— start of Input for this task —
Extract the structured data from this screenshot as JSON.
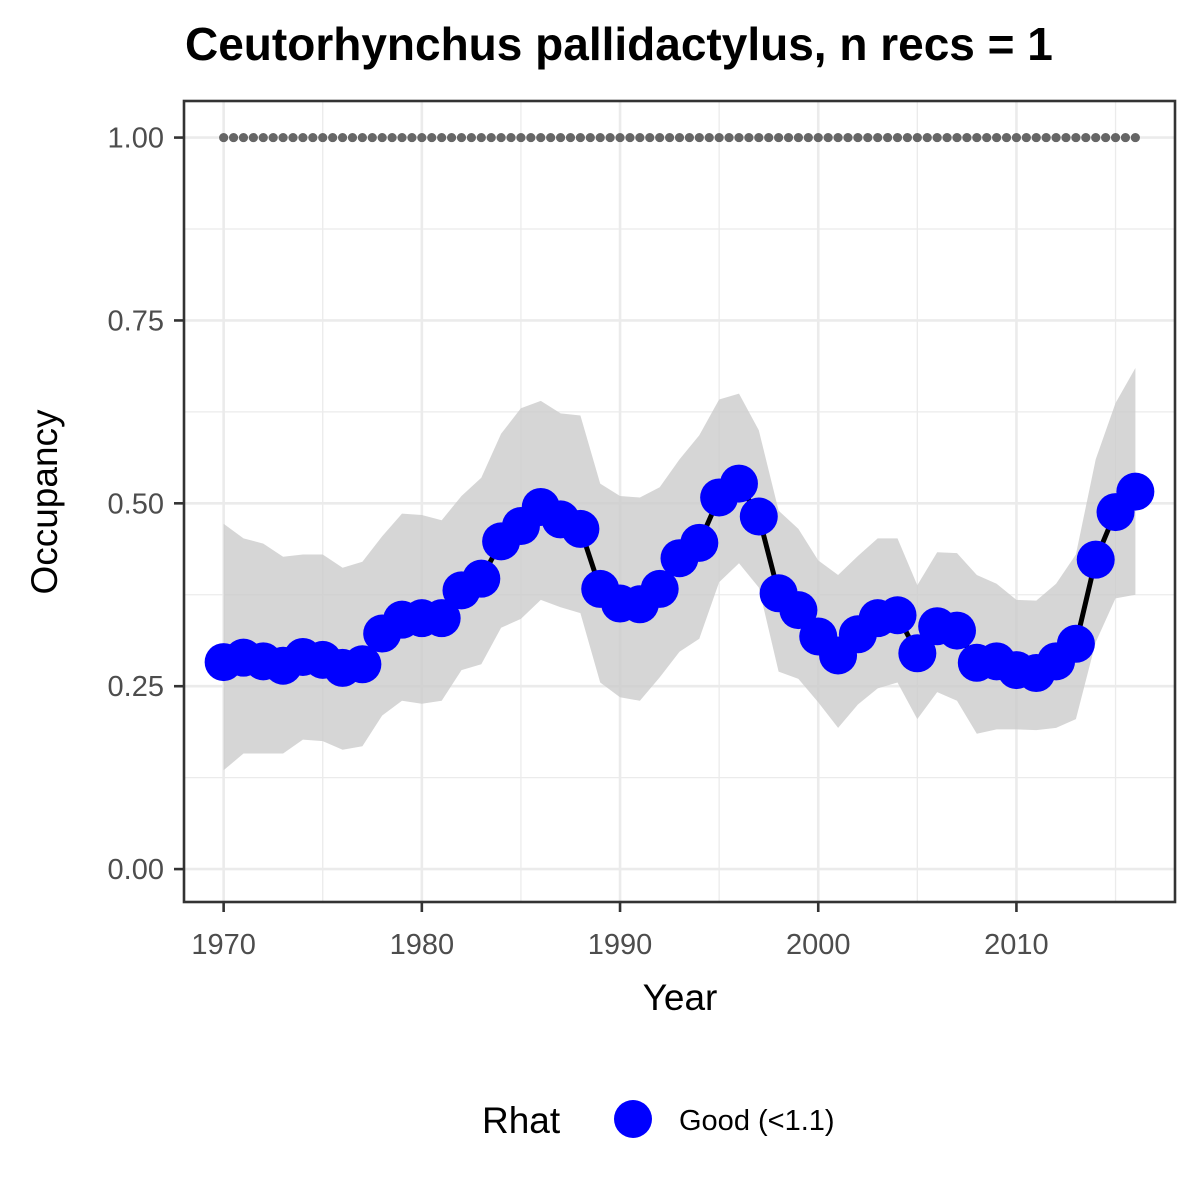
{
  "chart_data": {
    "type": "line",
    "title": "Ceutorhynchus pallidactylus, n recs = 1",
    "xlabel": "Year",
    "ylabel": "Occupancy",
    "xlim": [
      1968,
      2018
    ],
    "ylim": [
      -0.045,
      1.05
    ],
    "x_ticks": [
      1970,
      1980,
      1990,
      2000,
      2010
    ],
    "x_tick_labels": [
      "1970",
      "1980",
      "1990",
      "2000",
      "2010"
    ],
    "y_ticks": [
      0,
      0.25,
      0.5,
      0.75,
      1.0
    ],
    "y_tick_labels": [
      "0.00",
      "0.25",
      "0.50",
      "0.75",
      "1.00"
    ],
    "grid": true,
    "legend": {
      "title": "Rhat",
      "position": "bottom",
      "entries": [
        {
          "label": "Good (<1.1)",
          "color": "#0000ff"
        }
      ]
    },
    "colors": {
      "points": "#0000ff",
      "line": "#000000",
      "ribbon": "#cccccc",
      "dotted": "#666666",
      "grid": "#ebebeb",
      "border": "#333333"
    },
    "x": [
      1970,
      1971,
      1972,
      1973,
      1974,
      1975,
      1976,
      1977,
      1978,
      1979,
      1980,
      1981,
      1982,
      1983,
      1984,
      1985,
      1986,
      1987,
      1988,
      1989,
      1990,
      1991,
      1992,
      1993,
      1994,
      1995,
      1996,
      1997,
      1998,
      1999,
      2000,
      2001,
      2002,
      2003,
      2004,
      2005,
      2006,
      2007,
      2008,
      2009,
      2010,
      2011,
      2012,
      2013,
      2014,
      2015,
      2016
    ],
    "series": [
      {
        "name": "Good (<1.1)",
        "values": [
          0.283,
          0.289,
          0.284,
          0.278,
          0.29,
          0.286,
          0.275,
          0.28,
          0.322,
          0.341,
          0.343,
          0.343,
          0.381,
          0.397,
          0.448,
          0.469,
          0.495,
          0.478,
          0.465,
          0.383,
          0.363,
          0.362,
          0.383,
          0.425,
          0.446,
          0.508,
          0.527,
          0.482,
          0.377,
          0.354,
          0.318,
          0.292,
          0.321,
          0.343,
          0.347,
          0.295,
          0.332,
          0.326,
          0.282,
          0.284,
          0.272,
          0.268,
          0.284,
          0.308,
          0.423,
          0.488,
          0.516
        ],
        "lower": [
          0.135,
          0.158,
          0.158,
          0.158,
          0.177,
          0.175,
          0.163,
          0.168,
          0.21,
          0.23,
          0.226,
          0.23,
          0.272,
          0.28,
          0.33,
          0.342,
          0.368,
          0.358,
          0.35,
          0.255,
          0.235,
          0.23,
          0.262,
          0.297,
          0.315,
          0.392,
          0.418,
          0.385,
          0.27,
          0.26,
          0.228,
          0.193,
          0.225,
          0.247,
          0.255,
          0.205,
          0.242,
          0.23,
          0.185,
          0.191,
          0.191,
          0.19,
          0.193,
          0.205,
          0.31,
          0.37,
          0.375
        ],
        "upper": [
          0.472,
          0.452,
          0.445,
          0.427,
          0.43,
          0.43,
          0.412,
          0.42,
          0.455,
          0.486,
          0.484,
          0.477,
          0.51,
          0.535,
          0.595,
          0.63,
          0.64,
          0.623,
          0.62,
          0.527,
          0.51,
          0.508,
          0.522,
          0.56,
          0.593,
          0.642,
          0.65,
          0.6,
          0.49,
          0.465,
          0.422,
          0.402,
          0.428,
          0.452,
          0.452,
          0.388,
          0.433,
          0.432,
          0.402,
          0.39,
          0.368,
          0.367,
          0.39,
          0.43,
          0.56,
          0.637,
          0.685
        ]
      }
    ],
    "reference_line": {
      "y": 1.0,
      "style": "dotted"
    }
  }
}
— end of Input for this task —
- **Job**: The records above are to be reproduced exactly; the pictures are to be left out.

- **Output of the exercise**:
Extract the structured data from this screenshot as JSON.
{
  "chart_data": {
    "type": "line",
    "title": "Ceutorhynchus pallidactylus, n recs = 1",
    "xlabel": "Year",
    "ylabel": "Occupancy",
    "xlim": [
      1968,
      2018
    ],
    "ylim": [
      -0.045,
      1.05
    ],
    "x_ticks": [
      1970,
      1980,
      1990,
      2000,
      2010
    ],
    "x_tick_labels": [
      "1970",
      "1980",
      "1990",
      "2000",
      "2010"
    ],
    "y_ticks": [
      0,
      0.25,
      0.5,
      0.75,
      1.0
    ],
    "y_tick_labels": [
      "0.00",
      "0.25",
      "0.50",
      "0.75",
      "1.00"
    ],
    "grid": true,
    "legend": {
      "title": "Rhat",
      "position": "bottom",
      "entries": [
        {
          "label": "Good (<1.1)",
          "color": "#0000ff"
        }
      ]
    },
    "colors": {
      "points": "#0000ff",
      "line": "#000000",
      "ribbon": "#cccccc",
      "dotted": "#666666",
      "grid": "#ebebeb",
      "border": "#333333"
    },
    "x": [
      1970,
      1971,
      1972,
      1973,
      1974,
      1975,
      1976,
      1977,
      1978,
      1979,
      1980,
      1981,
      1982,
      1983,
      1984,
      1985,
      1986,
      1987,
      1988,
      1989,
      1990,
      1991,
      1992,
      1993,
      1994,
      1995,
      1996,
      1997,
      1998,
      1999,
      2000,
      2001,
      2002,
      2003,
      2004,
      2005,
      2006,
      2007,
      2008,
      2009,
      2010,
      2011,
      2012,
      2013,
      2014,
      2015,
      2016
    ],
    "series": [
      {
        "name": "Good (<1.1)",
        "values": [
          0.283,
          0.289,
          0.284,
          0.278,
          0.29,
          0.286,
          0.275,
          0.28,
          0.322,
          0.341,
          0.343,
          0.343,
          0.381,
          0.397,
          0.448,
          0.469,
          0.495,
          0.478,
          0.465,
          0.383,
          0.363,
          0.362,
          0.383,
          0.425,
          0.446,
          0.508,
          0.527,
          0.482,
          0.377,
          0.354,
          0.318,
          0.292,
          0.321,
          0.343,
          0.347,
          0.295,
          0.332,
          0.326,
          0.282,
          0.284,
          0.272,
          0.268,
          0.284,
          0.308,
          0.423,
          0.488,
          0.516
        ],
        "lower": [
          0.135,
          0.158,
          0.158,
          0.158,
          0.177,
          0.175,
          0.163,
          0.168,
          0.21,
          0.23,
          0.226,
          0.23,
          0.272,
          0.28,
          0.33,
          0.342,
          0.368,
          0.358,
          0.35,
          0.255,
          0.235,
          0.23,
          0.262,
          0.297,
          0.315,
          0.392,
          0.418,
          0.385,
          0.27,
          0.26,
          0.228,
          0.193,
          0.225,
          0.247,
          0.255,
          0.205,
          0.242,
          0.23,
          0.185,
          0.191,
          0.191,
          0.19,
          0.193,
          0.205,
          0.31,
          0.37,
          0.375
        ],
        "upper": [
          0.472,
          0.452,
          0.445,
          0.427,
          0.43,
          0.43,
          0.412,
          0.42,
          0.455,
          0.486,
          0.484,
          0.477,
          0.51,
          0.535,
          0.595,
          0.63,
          0.64,
          0.623,
          0.62,
          0.527,
          0.51,
          0.508,
          0.522,
          0.56,
          0.593,
          0.642,
          0.65,
          0.6,
          0.49,
          0.465,
          0.422,
          0.402,
          0.428,
          0.452,
          0.452,
          0.388,
          0.433,
          0.432,
          0.402,
          0.39,
          0.368,
          0.367,
          0.39,
          0.43,
          0.56,
          0.637,
          0.685
        ]
      }
    ],
    "reference_line": {
      "y": 1.0,
      "style": "dotted"
    }
  }
}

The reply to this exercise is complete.